PROBLEM TO SOLVE: Below are some entries; can you quote all of them exactly?

[Data listing]
┄┄┄┄┄┄┄┄┄┄┄┄┄┄┄┄┄┄┄┄

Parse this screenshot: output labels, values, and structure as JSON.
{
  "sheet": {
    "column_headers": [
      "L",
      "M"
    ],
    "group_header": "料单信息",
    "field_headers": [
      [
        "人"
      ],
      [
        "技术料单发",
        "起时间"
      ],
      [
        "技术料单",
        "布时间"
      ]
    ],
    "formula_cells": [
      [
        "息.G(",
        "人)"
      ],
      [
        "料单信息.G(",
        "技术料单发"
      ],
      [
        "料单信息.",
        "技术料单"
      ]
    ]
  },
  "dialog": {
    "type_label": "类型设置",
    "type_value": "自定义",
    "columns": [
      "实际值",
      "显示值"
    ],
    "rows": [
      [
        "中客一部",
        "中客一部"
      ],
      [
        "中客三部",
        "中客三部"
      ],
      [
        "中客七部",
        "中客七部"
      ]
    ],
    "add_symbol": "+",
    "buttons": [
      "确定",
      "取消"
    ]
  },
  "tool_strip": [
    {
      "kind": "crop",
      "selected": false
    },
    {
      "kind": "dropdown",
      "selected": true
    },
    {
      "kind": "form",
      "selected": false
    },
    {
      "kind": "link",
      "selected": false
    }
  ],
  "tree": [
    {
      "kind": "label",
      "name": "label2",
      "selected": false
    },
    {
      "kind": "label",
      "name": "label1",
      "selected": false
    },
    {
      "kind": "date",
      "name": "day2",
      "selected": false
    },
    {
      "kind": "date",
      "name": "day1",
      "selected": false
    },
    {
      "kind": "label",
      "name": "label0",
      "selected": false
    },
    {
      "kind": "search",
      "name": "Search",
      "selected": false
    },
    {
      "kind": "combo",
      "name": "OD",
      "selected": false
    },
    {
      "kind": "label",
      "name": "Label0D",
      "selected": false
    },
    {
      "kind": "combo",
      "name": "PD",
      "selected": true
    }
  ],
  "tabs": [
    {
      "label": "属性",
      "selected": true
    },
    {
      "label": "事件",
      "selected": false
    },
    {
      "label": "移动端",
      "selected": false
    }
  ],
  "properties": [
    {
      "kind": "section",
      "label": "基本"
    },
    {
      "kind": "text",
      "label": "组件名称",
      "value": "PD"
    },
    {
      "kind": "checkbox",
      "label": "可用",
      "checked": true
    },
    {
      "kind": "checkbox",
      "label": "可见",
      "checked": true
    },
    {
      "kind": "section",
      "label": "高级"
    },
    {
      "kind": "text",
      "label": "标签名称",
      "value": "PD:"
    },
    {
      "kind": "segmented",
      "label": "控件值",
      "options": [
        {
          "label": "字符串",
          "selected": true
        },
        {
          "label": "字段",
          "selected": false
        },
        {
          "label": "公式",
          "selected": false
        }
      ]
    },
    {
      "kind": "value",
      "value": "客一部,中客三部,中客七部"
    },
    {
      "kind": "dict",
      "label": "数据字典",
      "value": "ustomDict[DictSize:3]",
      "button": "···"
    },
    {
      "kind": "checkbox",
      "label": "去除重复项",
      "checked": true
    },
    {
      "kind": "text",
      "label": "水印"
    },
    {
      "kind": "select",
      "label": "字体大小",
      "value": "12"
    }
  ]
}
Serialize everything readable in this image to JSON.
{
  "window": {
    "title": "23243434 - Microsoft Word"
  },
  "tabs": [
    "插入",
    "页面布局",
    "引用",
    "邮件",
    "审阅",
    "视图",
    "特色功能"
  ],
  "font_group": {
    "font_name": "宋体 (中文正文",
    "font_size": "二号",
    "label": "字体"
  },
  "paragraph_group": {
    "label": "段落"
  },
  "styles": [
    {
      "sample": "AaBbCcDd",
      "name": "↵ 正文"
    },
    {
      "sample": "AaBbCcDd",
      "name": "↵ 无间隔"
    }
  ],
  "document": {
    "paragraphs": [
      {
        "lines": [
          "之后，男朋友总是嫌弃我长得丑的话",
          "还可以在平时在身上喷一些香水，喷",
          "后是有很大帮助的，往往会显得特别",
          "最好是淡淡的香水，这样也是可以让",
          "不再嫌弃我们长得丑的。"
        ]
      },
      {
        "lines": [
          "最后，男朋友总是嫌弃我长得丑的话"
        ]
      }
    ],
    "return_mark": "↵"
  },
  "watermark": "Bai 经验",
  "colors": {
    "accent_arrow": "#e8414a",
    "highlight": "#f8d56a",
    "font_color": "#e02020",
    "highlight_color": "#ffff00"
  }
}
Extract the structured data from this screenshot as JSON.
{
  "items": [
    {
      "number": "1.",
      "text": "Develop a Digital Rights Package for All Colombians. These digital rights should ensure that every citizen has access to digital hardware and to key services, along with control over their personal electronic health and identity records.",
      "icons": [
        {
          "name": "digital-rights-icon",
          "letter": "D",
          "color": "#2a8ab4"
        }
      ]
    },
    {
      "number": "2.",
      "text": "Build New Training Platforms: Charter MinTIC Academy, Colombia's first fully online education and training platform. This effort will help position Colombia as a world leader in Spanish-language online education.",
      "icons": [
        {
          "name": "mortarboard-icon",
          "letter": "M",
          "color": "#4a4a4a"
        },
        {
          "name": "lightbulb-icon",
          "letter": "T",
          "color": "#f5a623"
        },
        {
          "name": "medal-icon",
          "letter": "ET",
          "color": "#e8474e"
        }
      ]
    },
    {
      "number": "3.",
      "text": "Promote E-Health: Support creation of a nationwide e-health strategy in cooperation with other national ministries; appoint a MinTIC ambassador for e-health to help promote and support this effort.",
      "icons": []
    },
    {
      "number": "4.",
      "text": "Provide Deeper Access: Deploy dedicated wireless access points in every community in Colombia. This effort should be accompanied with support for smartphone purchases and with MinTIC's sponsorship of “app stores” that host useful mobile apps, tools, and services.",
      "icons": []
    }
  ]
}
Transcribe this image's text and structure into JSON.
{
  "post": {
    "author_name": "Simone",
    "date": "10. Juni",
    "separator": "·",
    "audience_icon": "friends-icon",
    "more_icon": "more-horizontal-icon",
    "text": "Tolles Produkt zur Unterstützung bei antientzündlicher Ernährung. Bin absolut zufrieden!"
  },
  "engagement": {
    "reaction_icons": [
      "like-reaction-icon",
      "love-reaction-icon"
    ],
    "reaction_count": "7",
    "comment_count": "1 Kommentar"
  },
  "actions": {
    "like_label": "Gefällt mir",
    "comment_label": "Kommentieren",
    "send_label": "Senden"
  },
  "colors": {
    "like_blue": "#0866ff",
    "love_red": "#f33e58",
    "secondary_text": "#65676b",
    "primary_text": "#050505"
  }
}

┄┄┄┄┄┄┄┄┄┄┄┄┄┄┄┄┄┄┄┄

RESULT OF THIS EXERCISE:
Parse this screenshot: output labels, values, and structure as JSON.
{
  "sheet": {
    "column_headers": [
      "L",
      "M"
    ],
    "group_header": "料单信息",
    "field_headers": [
      [
        "人"
      ],
      [
        "技术料单发",
        "起时间"
      ],
      [
        "技术料单",
        "布时间"
      ]
    ],
    "formula_cells": [
      [
        "息.G(",
        "人)"
      ],
      [
        "料单信息.G(",
        "技术料单发"
      ],
      [
        "料单信息.",
        "技术料单"
      ]
    ]
  },
  "dialog": {
    "type_label": "类型设置",
    "type_value": "自定义",
    "columns": [
      "实际值",
      "显示值"
    ],
    "rows": [
      [
        "中客一部",
        "中客一部"
      ],
      [
        "中客三部",
        "中客三部"
      ],
      [
        "中客七部",
        "中客七部"
      ]
    ],
    "add_symbol": "+",
    "buttons": [
      "确定",
      "取消"
    ]
  },
  "tool_strip": [
    {
      "kind": "crop",
      "selected": false
    },
    {
      "kind": "dropdown",
      "selected": true
    },
    {
      "kind": "form",
      "selected": false
    },
    {
      "kind": "link",
      "selected": false
    }
  ],
  "tree": [
    {
      "kind": "label",
      "name": "label2",
      "selected": false
    },
    {
      "kind": "label",
      "name": "label1",
      "selected": false
    },
    {
      "kind": "date",
      "name": "day2",
      "selected": false
    },
    {
      "kind": "date",
      "name": "day1",
      "selected": false
    },
    {
      "kind": "label",
      "name": "label0",
      "selected": false
    },
    {
      "kind": "search",
      "name": "Search",
      "selected": false
    },
    {
      "kind": "combo",
      "name": "OD",
      "selected": false
    },
    {
      "kind": "label",
      "name": "Label0D",
      "selected": false
    },
    {
      "kind": "combo",
      "name": "PD",
      "selected": true
    }
  ],
  "tabs": [
    {
      "label": "属性",
      "selected": true
    },
    {
      "label": "事件",
      "selected": false
    },
    {
      "label": "移动端",
      "selected": false
    }
  ],
  "properties": [
    {
      "kind": "section",
      "label": "基本"
    },
    {
      "kind": "text",
      "label": "组件名称",
      "value": "PD"
    },
    {
      "kind": "checkbox",
      "label": "可用",
      "checked": true
    },
    {
      "kind": "checkbox",
      "label": "可见",
      "checked": true
    },
    {
      "kind": "section",
      "label": "高级"
    },
    {
      "kind": "text",
      "label": "标签名称",
      "value": "PD:"
    },
    {
      "kind": "segmented",
      "label": "控件值",
      "options": [
        {
          "label": "字符串",
          "selected": true
        },
        {
          "label": "字段",
          "selected": false
        },
        {
          "label": "公式",
          "selected": false
        }
      ]
    },
    {
      "kind": "value",
      "value": "客一部,中客三部,中客七部"
    },
    {
      "kind": "dict",
      "label": "数据字典",
      "value": "ustomDict[DictSize:3]",
      "button": "···"
    },
    {
      "kind": "checkbox",
      "label": "去除重复项",
      "checked": true
    },
    {
      "kind": "text",
      "label": "水印"
    },
    {
      "kind": "select",
      "label": "字体大小",
      "value": "12"
    }
  ]
}
Serialize everything readable in this image to JSON.
{
  "window": {
    "title": "23243434 - Microsoft Word"
  },
  "tabs": [
    "插入",
    "页面布局",
    "引用",
    "邮件",
    "审阅",
    "视图",
    "特色功能"
  ],
  "font_group": {
    "font_name": "宋体 (中文正文",
    "font_size": "二号",
    "label": "字体"
  },
  "paragraph_group": {
    "label": "段落"
  },
  "styles": [
    {
      "sample": "AaBbCcDd",
      "name": "↵ 正文"
    },
    {
      "sample": "AaBbCcDd",
      "name": "↵ 无间隔"
    }
  ],
  "document": {
    "paragraphs": [
      {
        "lines": [
          "之后，男朋友总是嫌弃我长得丑的话",
          "还可以在平时在身上喷一些香水，喷",
          "后是有很大帮助的，往往会显得特别",
          "最好是淡淡的香水，这样也是可以让",
          "不再嫌弃我们长得丑的。"
        ]
      },
      {
        "lines": [
          "最后，男朋友总是嫌弃我长得丑的话"
        ]
      }
    ],
    "return_mark": "↵"
  },
  "watermark": "Bai 经验",
  "colors": {
    "accent_arrow": "#e8414a",
    "highlight": "#f8d56a",
    "font_color": "#e02020",
    "highlight_color": "#ffff00"
  }
}
Extract the structured data from this screenshot as JSON.
{
  "items": [
    {
      "number": "1.",
      "text": "Develop a Digital Rights Package for All Colombians. These digital rights should ensure that every citizen has access to digital hardware and to key services, along with control over their personal electronic health and identity records.",
      "icons": [
        {
          "name": "digital-rights-icon",
          "letter": "D",
          "color": "#2a8ab4"
        }
      ]
    },
    {
      "number": "2.",
      "text": "Build New Training Platforms: Charter MinTIC Academy, Colombia's first fully online education and training platform. This effort will help position Colombia as a world leader in Spanish-language online education.",
      "icons": [
        {
          "name": "mortarboard-icon",
          "letter": "M",
          "color": "#4a4a4a"
        },
        {
          "name": "lightbulb-icon",
          "letter": "T",
          "color": "#f5a623"
        },
        {
          "name": "medal-icon",
          "letter": "ET",
          "color": "#e8474e"
        }
      ]
    },
    {
      "number": "3.",
      "text": "Promote E-Health: Support creation of a nationwide e-health strategy in cooperation with other national ministries; appoint a MinTIC ambassador for e-health to help promote and support this effort.",
      "icons": []
    },
    {
      "number": "4.",
      "text": "Provide Deeper Access: Deploy dedicated wireless access points in every community in Colombia. This effort should be accompanied with support for smartphone purchases and with MinTIC's sponsorship of “app stores” that host useful mobile apps, tools, and services.",
      "icons": []
    }
  ]
}
Transcribe this image's text and structure into JSON.
{
  "post": {
    "author_name": "Simone",
    "date": "10. Juni",
    "separator": "·",
    "audience_icon": "friends-icon",
    "more_icon": "more-horizontal-icon",
    "text": "Tolles Produkt zur Unterstützung bei antientzündlicher Ernährung. Bin absolut zufrieden!"
  },
  "engagement": {
    "reaction_icons": [
      "like-reaction-icon",
      "love-reaction-icon"
    ],
    "reaction_count": "7",
    "comment_count": "1 Kommentar"
  },
  "actions": {
    "like_label": "Gefällt mir",
    "comment_label": "Kommentieren",
    "send_label": "Senden"
  },
  "colors": {
    "like_blue": "#0866ff",
    "love_red": "#f33e58",
    "secondary_text": "#65676b",
    "primary_text": "#050505"
  }
}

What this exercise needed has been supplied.